The exercise: Lines before the one containing "Convert this screenshot" are excluded; retype that line and all remaining lines of the material exactly.

Extracted data entries:
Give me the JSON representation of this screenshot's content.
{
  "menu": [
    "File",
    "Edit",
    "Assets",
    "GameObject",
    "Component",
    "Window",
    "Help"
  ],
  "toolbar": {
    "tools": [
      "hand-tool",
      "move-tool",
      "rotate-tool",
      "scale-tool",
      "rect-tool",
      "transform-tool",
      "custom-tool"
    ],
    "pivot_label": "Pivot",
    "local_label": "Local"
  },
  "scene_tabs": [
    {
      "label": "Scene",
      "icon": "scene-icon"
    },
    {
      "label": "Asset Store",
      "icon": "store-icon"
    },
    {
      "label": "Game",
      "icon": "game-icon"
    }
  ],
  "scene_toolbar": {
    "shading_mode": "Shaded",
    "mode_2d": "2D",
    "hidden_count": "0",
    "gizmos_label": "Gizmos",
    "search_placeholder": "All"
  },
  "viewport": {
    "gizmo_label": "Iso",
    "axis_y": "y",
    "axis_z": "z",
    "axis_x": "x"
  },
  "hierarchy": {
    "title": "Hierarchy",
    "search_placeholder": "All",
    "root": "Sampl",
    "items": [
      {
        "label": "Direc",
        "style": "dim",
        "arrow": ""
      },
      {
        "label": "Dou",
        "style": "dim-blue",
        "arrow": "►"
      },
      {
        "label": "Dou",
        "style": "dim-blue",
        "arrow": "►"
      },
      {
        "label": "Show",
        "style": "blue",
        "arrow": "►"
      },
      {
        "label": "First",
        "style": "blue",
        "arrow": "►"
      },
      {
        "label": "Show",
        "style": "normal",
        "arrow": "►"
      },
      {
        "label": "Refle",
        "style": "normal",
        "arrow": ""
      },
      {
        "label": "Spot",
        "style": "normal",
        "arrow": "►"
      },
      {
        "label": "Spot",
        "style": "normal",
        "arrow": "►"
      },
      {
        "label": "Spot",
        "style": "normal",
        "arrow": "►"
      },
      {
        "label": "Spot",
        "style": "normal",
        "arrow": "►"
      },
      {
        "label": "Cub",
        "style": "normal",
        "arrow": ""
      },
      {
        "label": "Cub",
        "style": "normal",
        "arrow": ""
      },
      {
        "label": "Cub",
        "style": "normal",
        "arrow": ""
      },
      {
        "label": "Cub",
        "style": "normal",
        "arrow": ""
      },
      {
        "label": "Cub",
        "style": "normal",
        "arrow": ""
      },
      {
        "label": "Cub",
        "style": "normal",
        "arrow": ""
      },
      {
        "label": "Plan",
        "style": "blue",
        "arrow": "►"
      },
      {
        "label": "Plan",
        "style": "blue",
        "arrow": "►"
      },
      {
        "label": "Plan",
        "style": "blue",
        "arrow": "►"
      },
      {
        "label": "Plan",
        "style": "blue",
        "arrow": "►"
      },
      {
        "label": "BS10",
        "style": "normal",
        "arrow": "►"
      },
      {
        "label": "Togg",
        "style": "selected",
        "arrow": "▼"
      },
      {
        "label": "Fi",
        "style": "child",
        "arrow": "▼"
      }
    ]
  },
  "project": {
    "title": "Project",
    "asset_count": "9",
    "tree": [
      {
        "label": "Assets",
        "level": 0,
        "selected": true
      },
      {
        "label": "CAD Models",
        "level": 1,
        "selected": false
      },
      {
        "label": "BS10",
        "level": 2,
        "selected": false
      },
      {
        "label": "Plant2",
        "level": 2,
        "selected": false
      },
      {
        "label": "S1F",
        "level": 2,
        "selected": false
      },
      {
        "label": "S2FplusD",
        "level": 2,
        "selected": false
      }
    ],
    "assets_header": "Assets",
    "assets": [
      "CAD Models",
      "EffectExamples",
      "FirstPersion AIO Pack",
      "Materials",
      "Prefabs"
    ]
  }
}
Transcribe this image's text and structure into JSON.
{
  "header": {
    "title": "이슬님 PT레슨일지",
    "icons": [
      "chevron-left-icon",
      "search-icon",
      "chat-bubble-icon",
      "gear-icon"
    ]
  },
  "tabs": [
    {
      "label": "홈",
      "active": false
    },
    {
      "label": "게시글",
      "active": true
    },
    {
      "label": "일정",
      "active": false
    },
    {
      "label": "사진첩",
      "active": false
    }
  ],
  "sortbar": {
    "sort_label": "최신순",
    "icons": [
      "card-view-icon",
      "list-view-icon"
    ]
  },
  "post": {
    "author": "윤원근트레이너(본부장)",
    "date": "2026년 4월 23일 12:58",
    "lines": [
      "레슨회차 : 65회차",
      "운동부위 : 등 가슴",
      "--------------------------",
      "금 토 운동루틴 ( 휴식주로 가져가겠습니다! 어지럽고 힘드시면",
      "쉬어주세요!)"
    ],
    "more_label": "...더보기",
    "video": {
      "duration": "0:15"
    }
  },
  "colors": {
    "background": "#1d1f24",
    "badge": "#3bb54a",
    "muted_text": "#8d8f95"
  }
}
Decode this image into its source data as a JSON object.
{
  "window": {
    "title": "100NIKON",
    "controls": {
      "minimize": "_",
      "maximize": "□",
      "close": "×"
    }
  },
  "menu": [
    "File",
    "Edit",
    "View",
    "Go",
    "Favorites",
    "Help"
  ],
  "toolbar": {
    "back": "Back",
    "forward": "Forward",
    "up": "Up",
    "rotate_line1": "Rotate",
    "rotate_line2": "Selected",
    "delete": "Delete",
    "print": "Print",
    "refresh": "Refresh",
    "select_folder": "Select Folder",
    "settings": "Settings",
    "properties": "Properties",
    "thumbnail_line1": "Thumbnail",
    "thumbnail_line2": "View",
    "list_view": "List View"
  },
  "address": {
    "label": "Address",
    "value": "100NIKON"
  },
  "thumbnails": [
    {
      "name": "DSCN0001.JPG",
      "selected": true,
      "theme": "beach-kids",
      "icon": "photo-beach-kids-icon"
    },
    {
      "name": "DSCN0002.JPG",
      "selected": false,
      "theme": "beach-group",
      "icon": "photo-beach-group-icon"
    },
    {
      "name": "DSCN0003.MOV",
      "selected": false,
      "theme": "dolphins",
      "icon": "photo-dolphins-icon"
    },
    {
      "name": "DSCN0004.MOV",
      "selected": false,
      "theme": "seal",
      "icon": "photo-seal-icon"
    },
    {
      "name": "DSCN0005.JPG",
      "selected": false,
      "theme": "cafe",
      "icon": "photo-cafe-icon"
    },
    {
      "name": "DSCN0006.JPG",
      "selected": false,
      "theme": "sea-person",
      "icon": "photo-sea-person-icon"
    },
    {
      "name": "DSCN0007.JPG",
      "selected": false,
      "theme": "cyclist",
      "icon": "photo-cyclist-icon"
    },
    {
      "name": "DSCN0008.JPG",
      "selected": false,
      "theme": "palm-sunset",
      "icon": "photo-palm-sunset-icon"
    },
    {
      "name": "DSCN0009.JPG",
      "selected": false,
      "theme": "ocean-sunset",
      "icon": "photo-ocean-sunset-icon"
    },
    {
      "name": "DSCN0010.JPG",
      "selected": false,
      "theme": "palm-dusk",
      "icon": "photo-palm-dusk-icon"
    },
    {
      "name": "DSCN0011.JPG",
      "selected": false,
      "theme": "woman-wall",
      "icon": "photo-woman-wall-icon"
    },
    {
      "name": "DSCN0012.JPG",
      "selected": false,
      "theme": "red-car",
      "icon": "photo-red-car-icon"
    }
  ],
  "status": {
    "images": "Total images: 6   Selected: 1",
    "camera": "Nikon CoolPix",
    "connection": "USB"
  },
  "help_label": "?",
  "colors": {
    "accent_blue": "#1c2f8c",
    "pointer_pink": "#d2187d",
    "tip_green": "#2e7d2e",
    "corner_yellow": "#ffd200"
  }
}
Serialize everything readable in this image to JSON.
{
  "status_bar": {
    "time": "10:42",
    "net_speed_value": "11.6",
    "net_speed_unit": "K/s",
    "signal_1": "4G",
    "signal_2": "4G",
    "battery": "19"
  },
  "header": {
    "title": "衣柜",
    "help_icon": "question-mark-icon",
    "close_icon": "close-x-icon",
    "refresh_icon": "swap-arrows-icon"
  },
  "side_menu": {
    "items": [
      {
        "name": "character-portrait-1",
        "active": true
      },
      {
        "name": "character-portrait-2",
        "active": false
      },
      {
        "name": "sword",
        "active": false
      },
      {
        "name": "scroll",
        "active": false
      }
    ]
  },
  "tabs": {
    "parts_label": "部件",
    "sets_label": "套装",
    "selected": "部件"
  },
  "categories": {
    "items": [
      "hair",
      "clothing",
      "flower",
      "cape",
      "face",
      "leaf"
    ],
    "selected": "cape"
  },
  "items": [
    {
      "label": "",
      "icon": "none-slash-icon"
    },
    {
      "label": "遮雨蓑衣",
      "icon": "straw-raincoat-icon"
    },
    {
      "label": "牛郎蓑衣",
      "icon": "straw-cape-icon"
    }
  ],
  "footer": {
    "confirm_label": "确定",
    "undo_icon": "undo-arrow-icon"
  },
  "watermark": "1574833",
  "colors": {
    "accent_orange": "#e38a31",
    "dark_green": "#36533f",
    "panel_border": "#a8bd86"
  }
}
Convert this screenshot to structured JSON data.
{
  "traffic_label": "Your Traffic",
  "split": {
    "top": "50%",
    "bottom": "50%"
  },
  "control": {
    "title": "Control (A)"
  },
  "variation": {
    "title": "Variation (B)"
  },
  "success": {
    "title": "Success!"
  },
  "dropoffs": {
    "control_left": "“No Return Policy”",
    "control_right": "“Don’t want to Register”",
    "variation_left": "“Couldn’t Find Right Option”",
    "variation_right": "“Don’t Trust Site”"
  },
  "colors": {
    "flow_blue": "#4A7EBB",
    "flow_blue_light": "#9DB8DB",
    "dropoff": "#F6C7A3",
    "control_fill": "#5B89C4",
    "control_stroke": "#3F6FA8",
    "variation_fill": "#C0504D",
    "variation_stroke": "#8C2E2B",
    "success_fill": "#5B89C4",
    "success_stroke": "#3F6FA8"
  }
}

The completed task:
Convert this screenshot to structured JSON data.
{
  "traffic_label": "Your Traffic",
  "split": {
    "top": "50%",
    "bottom": "50%"
  },
  "control": {
    "title": "Control (A)"
  },
  "variation": {
    "title": "Variation (B)"
  },
  "success": {
    "title": "Success!"
  },
  "dropoffs": {
    "control_left": "“No Return Policy”",
    "control_right": "“Don’t want to Register”",
    "variation_left": "“Couldn’t Find Right Option”",
    "variation_right": "“Don’t Trust Site”"
  },
  "colors": {
    "flow_blue": "#4A7EBB",
    "flow_blue_light": "#9DB8DB",
    "dropoff": "#F6C7A3",
    "control_fill": "#5B89C4",
    "control_stroke": "#3F6FA8",
    "variation_fill": "#C0504D",
    "variation_stroke": "#8C2E2B",
    "success_fill": "#5B89C4",
    "success_stroke": "#3F6FA8"
  }
}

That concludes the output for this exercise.